◆ Work to be completed ◆
Each entry below must be repeated exactly, with pictures left out.

◆ Input rows ◆
>>>>>

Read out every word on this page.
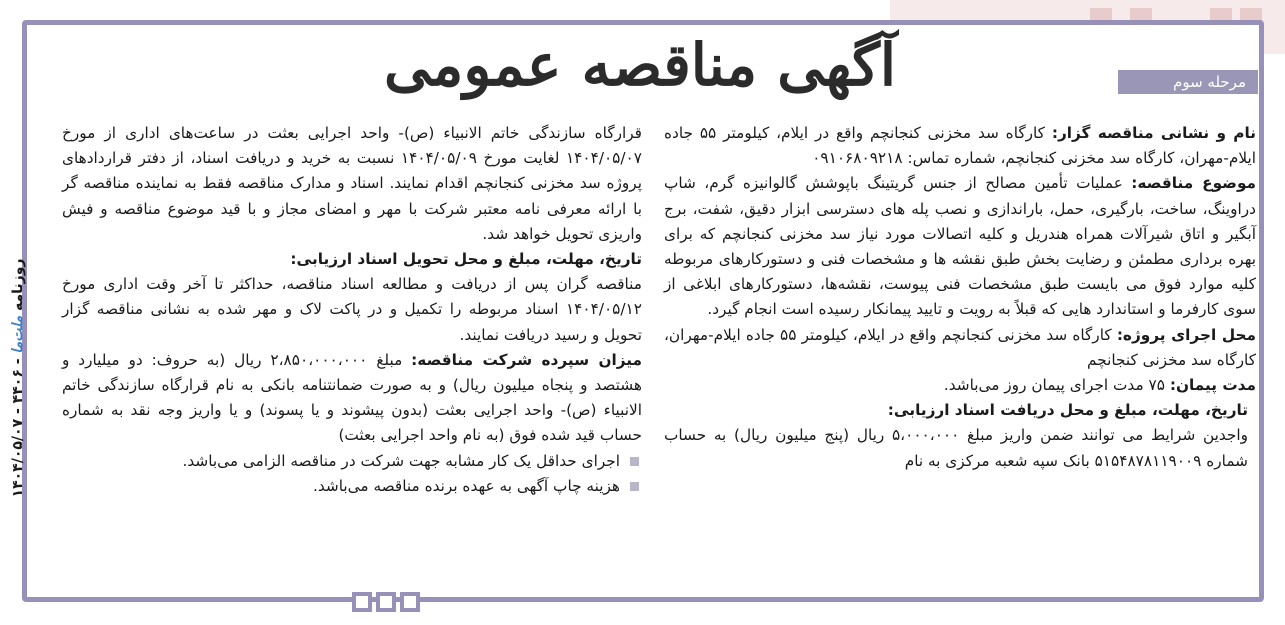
آگهی مناقصه عمومی	مرحله سوم

نام و نشانی مناقصه گزار: کارگاه سد مخزنی کنجانچم واقع در ایلام، کیلومتر ۵۵ جاده ایلام-مهران، کارگاه سد مخزنی کنجانچم، شماره تماس: ۰۹۱۰۶۸۰۹۲۱۸

موضوع مناقصه: عملیات تأمین مصالح از جنس گریتینگ باپوشش گالوانیزه گرم، شاپ دراوینگ، ساخت، بارگیری، حمل، باراندازی و نصب پله های دسترسی ابزار دقیق، شفت، برج آبگیر و اتاق شیرآلات همراه هندریل و کلیه اتصالات مورد نیاز سد مخزنی کنجانچم که برای بهره برداری مطمئن و رضایت بخش طبق نقشه ها و مشخصات فنی و دستورکارهای مربوطه کلیه موارد فوق می بایست طبق مشخصات فنی پیوست، نقشه‌ها، دستورکارهای ابلاغی از سوی کارفرما و استاندارد هایی که قبلاً به رویت و تایید پیمانکار رسیده است انجام گیرد.

محل اجرای پروژه: کارگاه سد مخزنی کنجانچم واقع در ایلام، کیلومتر ۵۵ جاده ایلام-مهران، کارگاه سد مخزنی کنجانچم

مدت پیمان: ۷۵ مدت اجرای پیمان روز می‌باشد.

تاریخ، مهلت، مبلغ و محل دریافت اسناد ارزیابی:

واجدین شرایط می توانند ضمن واریز مبلغ ۵،۰۰۰،۰۰۰ ریال (پنج میلیون ریال) به حساب شماره ۵۱۵۴۸۷۸۱۱۹۰۰۹ بانک سپه شعبه مرکزی به نام

قرارگاه سازندگی خاتم الانبیاء (ص)- واحد اجرایی بعثت در ساعت‌های اداری از مورخ ۱۴۰۴/۰۵/۰۷ لغایت مورخ ۱۴۰۴/۰۵/۰۹ نسبت به خرید و دریافت اسناد، از دفتر قراردادهای پروژه سد مخزنی کنجانچم اقدام نمایند. اسناد و مدارک مناقصه فقط به نماینده مناقصه گر با ارائه معرفی نامه معتبر شرکت با مهر و امضای مجاز و با قید موضوع مناقصه و فیش واریزی تحویل خواهد شد.

تاریخ، مهلت، مبلغ و محل تحویل اسناد ارزیابی:

مناقصه گران پس از دریافت و مطالعه اسناد مناقصه، حداکثر تا آخر وقت اداری مورخ ۱۴۰۴/۰۵/۱۲ اسناد مربوطه را تکمیل و در پاکت لاک و مهر شده به نشانی مناقصه گزار تحویل و رسید دریافت نمایند.

میزان سپرده شرکت مناقصه: مبلغ ۲،۸۵۰،۰۰۰،۰۰۰ ریال (به حروف: دو میلیارد و هشتصد و پنجاه میلیون ریال) و به صورت ضمانتنامه بانکی به نام قرارگاه سازندگی خاتم الانبیاء (ص)- واحد اجرایی بعثت (بدون پیشوند و یا پسوند) و یا واریز وجه نقد به شماره حساب قید شده فوق (به نام واحد اجرایی بعثت)

اجرای حداقل یک کار مشابه جهت شرکت در مناقصه الزامی می‌باشد.

هزینه چاپ آگهی به عهده برنده مناقصه می‌باشد.

روزنامه ملت‌ما - ۴۴۰۶ - ۱۴۰۴/۰۵/۰۷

<<<<<

◆ Exercise response ◆
Read out every word on this page.
آگهی مناقصه عمومی	مرحله سوم

نام و نشانی مناقصه گزار: کارگاه سد مخزنی کنجانچم واقع در ایلام، کیلومتر ۵۵ جاده ایلام-مهران، کارگاه سد مخزنی کنجانچم، شماره تماس: ۰۹۱۰۶۸۰۹۲۱۸

موضوع مناقصه: عملیات تأمین مصالح از جنس گریتینگ باپوشش گالوانیزه گرم، شاپ دراوینگ، ساخت، بارگیری، حمل، باراندازی و نصب پله های دسترسی ابزار دقیق، شفت، برج آبگیر و اتاق شیرآلات همراه هندریل و کلیه اتصالات مورد نیاز سد مخزنی کنجانچم که برای بهره برداری مطمئن و رضایت بخش طبق نقشه ها و مشخصات فنی و دستورکارهای مربوطه کلیه موارد فوق می بایست طبق مشخصات فنی پیوست، نقشه‌ها، دستورکارهای ابلاغی از سوی کارفرما و استاندارد هایی که قبلاً به رویت و تایید پیمانکار رسیده است انجام گیرد.

محل اجرای پروژه: کارگاه سد مخزنی کنجانچم واقع در ایلام، کیلومتر ۵۵ جاده ایلام-مهران، کارگاه سد مخزنی کنجانچم

مدت پیمان: ۷۵ مدت اجرای پیمان روز می‌باشد.

تاریخ، مهلت، مبلغ و محل دریافت اسناد ارزیابی:

واجدین شرایط می توانند ضمن واریز مبلغ ۵،۰۰۰،۰۰۰ ریال (پنج میلیون ریال) به حساب شماره ۵۱۵۴۸۷۸۱۱۹۰۰۹ بانک سپه شعبه مرکزی به نام

قرارگاه سازندگی خاتم الانبیاء (ص)- واحد اجرایی بعثت در ساعت‌های اداری از مورخ ۱۴۰۴/۰۵/۰۷ لغایت مورخ ۱۴۰۴/۰۵/۰۹ نسبت به خرید و دریافت اسناد، از دفتر قراردادهای پروژه سد مخزنی کنجانچم اقدام نمایند. اسناد و مدارک مناقصه فقط به نماینده مناقصه گر با ارائه معرفی نامه معتبر شرکت با مهر و امضای مجاز و با قید موضوع مناقصه و فیش واریزی تحویل خواهد شد.

تاریخ، مهلت، مبلغ و محل تحویل اسناد ارزیابی:

مناقصه گران پس از دریافت و مطالعه اسناد مناقصه، حداکثر تا آخر وقت اداری مورخ ۱۴۰۴/۰۵/۱۲ اسناد مربوطه را تکمیل و در پاکت لاک و مهر شده به نشانی مناقصه گزار تحویل و رسید دریافت نمایند.

میزان سپرده شرکت مناقصه: مبلغ ۲،۸۵۰،۰۰۰،۰۰۰ ریال (به حروف: دو میلیارد و هشتصد و پنجاه میلیون ریال) و به صورت ضمانتنامه بانکی به نام قرارگاه سازندگی خاتم الانبیاء (ص)- واحد اجرایی بعثت (بدون پیشوند و یا پسوند) و یا واریز وجه نقد به شماره حساب قید شده فوق (به نام واحد اجرایی بعثت)

اجرای حداقل یک کار مشابه جهت شرکت در مناقصه الزامی می‌باشد.

هزینه چاپ آگهی به عهده برنده مناقصه می‌باشد.

روزنامه ملت‌ما - ۴۴۰۶ - ۱۴۰۴/۰۵/۰۷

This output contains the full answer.